[begin RECORDS SUPPLIED]

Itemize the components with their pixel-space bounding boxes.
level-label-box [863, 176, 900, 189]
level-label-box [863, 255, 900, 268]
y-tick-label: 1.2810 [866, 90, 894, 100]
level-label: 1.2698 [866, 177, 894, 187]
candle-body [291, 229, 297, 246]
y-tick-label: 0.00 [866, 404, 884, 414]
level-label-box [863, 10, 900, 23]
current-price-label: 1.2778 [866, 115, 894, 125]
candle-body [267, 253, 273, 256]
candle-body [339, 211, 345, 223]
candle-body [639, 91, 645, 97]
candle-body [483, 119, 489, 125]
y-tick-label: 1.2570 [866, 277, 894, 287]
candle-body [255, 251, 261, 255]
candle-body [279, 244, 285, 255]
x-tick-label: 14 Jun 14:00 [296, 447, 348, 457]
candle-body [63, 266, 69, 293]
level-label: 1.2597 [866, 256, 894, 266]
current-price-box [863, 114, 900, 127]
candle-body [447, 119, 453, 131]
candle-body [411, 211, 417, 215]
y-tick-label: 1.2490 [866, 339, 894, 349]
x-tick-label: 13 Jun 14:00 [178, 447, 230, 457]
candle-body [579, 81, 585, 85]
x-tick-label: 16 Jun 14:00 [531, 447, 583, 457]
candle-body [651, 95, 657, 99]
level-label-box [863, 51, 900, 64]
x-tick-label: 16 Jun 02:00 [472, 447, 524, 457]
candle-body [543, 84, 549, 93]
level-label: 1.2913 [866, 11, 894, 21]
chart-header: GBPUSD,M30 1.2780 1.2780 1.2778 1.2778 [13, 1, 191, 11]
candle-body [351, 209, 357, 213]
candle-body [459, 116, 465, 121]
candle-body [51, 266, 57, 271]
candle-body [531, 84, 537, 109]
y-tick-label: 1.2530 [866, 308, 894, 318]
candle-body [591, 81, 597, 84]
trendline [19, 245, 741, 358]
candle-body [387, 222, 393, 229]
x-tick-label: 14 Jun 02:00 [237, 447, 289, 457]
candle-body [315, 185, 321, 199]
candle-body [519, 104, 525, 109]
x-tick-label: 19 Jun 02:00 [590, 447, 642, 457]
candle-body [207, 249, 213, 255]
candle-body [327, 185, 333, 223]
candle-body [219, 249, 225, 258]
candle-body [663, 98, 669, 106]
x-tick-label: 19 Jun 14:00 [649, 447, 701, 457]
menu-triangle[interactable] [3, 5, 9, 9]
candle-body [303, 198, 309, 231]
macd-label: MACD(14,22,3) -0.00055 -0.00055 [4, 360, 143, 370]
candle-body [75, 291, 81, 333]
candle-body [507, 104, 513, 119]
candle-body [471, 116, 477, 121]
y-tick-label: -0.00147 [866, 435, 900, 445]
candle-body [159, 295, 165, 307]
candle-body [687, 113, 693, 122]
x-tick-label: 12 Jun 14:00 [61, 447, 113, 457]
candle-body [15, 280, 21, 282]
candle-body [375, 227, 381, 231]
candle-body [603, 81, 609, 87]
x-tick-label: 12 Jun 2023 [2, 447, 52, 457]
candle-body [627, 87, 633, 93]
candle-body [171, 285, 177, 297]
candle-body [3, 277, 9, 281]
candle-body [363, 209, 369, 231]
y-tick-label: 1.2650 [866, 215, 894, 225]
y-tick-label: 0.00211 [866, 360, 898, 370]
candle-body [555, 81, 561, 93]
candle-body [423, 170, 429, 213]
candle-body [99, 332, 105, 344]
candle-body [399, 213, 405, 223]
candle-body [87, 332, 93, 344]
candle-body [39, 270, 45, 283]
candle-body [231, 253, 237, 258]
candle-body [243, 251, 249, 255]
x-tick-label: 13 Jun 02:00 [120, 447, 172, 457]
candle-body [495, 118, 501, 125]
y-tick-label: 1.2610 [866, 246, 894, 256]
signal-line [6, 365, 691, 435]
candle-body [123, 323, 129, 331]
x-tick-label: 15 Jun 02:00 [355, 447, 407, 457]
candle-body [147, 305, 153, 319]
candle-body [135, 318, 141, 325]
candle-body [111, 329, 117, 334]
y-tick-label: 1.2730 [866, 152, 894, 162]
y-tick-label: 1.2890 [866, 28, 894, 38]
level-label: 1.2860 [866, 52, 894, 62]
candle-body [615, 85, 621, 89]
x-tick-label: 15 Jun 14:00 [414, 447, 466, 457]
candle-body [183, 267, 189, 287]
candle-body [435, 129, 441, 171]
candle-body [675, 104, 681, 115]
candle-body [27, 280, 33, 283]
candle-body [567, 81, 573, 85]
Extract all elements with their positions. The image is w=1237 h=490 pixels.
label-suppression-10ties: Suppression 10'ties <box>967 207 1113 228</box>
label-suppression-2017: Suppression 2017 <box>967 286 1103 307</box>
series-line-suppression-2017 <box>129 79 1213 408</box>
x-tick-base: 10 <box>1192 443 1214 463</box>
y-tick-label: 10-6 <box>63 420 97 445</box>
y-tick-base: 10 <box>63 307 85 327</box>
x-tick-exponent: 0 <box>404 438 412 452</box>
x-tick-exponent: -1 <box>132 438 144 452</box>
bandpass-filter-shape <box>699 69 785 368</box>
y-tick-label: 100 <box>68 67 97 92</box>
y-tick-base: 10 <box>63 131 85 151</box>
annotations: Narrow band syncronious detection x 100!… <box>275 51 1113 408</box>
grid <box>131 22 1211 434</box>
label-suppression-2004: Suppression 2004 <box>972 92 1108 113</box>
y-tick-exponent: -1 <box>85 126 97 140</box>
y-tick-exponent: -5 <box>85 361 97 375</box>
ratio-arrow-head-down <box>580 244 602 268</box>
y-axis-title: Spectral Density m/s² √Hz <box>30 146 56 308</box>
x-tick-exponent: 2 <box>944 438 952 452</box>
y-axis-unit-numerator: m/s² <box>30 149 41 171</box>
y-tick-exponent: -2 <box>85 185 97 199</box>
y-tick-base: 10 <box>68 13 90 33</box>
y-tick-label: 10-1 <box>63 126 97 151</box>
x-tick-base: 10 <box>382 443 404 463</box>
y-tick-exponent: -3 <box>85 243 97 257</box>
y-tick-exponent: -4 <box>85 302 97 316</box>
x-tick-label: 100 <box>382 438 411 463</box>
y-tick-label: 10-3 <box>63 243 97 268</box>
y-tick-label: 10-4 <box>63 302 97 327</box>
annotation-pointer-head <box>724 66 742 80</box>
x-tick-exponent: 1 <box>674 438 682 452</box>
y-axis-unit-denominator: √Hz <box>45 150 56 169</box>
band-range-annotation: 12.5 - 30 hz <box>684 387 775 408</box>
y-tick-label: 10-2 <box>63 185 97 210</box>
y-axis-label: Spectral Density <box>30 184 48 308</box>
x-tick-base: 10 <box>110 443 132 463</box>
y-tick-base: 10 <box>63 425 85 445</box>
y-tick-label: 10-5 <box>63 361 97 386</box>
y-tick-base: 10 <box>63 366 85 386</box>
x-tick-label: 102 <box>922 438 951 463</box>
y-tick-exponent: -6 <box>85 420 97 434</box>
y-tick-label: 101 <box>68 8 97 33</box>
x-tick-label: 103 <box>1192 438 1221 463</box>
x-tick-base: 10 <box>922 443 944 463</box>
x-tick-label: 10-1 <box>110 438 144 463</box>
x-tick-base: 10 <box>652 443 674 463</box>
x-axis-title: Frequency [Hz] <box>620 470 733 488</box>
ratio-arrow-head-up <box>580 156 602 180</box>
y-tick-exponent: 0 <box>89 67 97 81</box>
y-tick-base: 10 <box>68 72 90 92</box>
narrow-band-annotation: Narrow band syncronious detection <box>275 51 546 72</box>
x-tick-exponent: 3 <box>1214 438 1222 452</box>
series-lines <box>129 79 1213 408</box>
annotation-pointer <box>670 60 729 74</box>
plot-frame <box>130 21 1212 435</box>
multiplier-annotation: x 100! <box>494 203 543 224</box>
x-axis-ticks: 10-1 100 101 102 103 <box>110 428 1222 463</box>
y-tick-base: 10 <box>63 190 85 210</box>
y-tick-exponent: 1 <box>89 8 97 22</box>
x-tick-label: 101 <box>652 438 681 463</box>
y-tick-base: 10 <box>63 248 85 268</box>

[end RECORDS SUPPLIED]

Write out the records above word for word, from their first line through the line containing "candle-body [687, 113, 693, 122]", including both of those lines.

» SOLUTION TO THIS EXERCISE
Itemize the components with their pixel-space bounding boxes.
level-label-box [863, 176, 900, 189]
level-label-box [863, 255, 900, 268]
y-tick-label: 1.2810 [866, 90, 894, 100]
level-label: 1.2698 [866, 177, 894, 187]
candle-body [291, 229, 297, 246]
y-tick-label: 0.00 [866, 404, 884, 414]
level-label-box [863, 10, 900, 23]
current-price-label: 1.2778 [866, 115, 894, 125]
candle-body [267, 253, 273, 256]
candle-body [339, 211, 345, 223]
candle-body [639, 91, 645, 97]
candle-body [483, 119, 489, 125]
y-tick-label: 1.2570 [866, 277, 894, 287]
candle-body [255, 251, 261, 255]
candle-body [279, 244, 285, 255]
x-tick-label: 14 Jun 14:00 [296, 447, 348, 457]
candle-body [63, 266, 69, 293]
level-label: 1.2597 [866, 256, 894, 266]
current-price-box [863, 114, 900, 127]
candle-body [447, 119, 453, 131]
candle-body [411, 211, 417, 215]
y-tick-label: 1.2490 [866, 339, 894, 349]
x-tick-label: 13 Jun 14:00 [178, 447, 230, 457]
candle-body [579, 81, 585, 85]
x-tick-label: 16 Jun 14:00 [531, 447, 583, 457]
candle-body [651, 95, 657, 99]
level-label-box [863, 51, 900, 64]
x-tick-label: 16 Jun 02:00 [472, 447, 524, 457]
candle-body [543, 84, 549, 93]
level-label: 1.2913 [866, 11, 894, 21]
chart-header: GBPUSD,M30 1.2780 1.2780 1.2778 1.2778 [13, 1, 191, 11]
candle-body [351, 209, 357, 213]
candle-body [459, 116, 465, 121]
candle-body [51, 266, 57, 271]
candle-body [531, 84, 537, 109]
y-tick-label: 1.2530 [866, 308, 894, 318]
candle-body [591, 81, 597, 84]
trendline [19, 245, 741, 358]
candle-body [387, 222, 393, 229]
x-tick-label: 14 Jun 02:00 [237, 447, 289, 457]
candle-body [315, 185, 321, 199]
candle-body [519, 104, 525, 109]
x-tick-label: 19 Jun 02:00 [590, 447, 642, 457]
candle-body [207, 249, 213, 255]
candle-body [327, 185, 333, 223]
candle-body [219, 249, 225, 258]
candle-body [663, 98, 669, 106]
x-tick-label: 19 Jun 14:00 [649, 447, 701, 457]
menu-triangle[interactable] [3, 5, 9, 9]
candle-body [303, 198, 309, 231]
macd-label: MACD(14,22,3) -0.00055 -0.00055 [4, 360, 143, 370]
candle-body [75, 291, 81, 333]
candle-body [507, 104, 513, 119]
candle-body [471, 116, 477, 121]
y-tick-label: -0.00147 [866, 435, 900, 445]
candle-body [159, 295, 165, 307]
candle-body [687, 113, 693, 122]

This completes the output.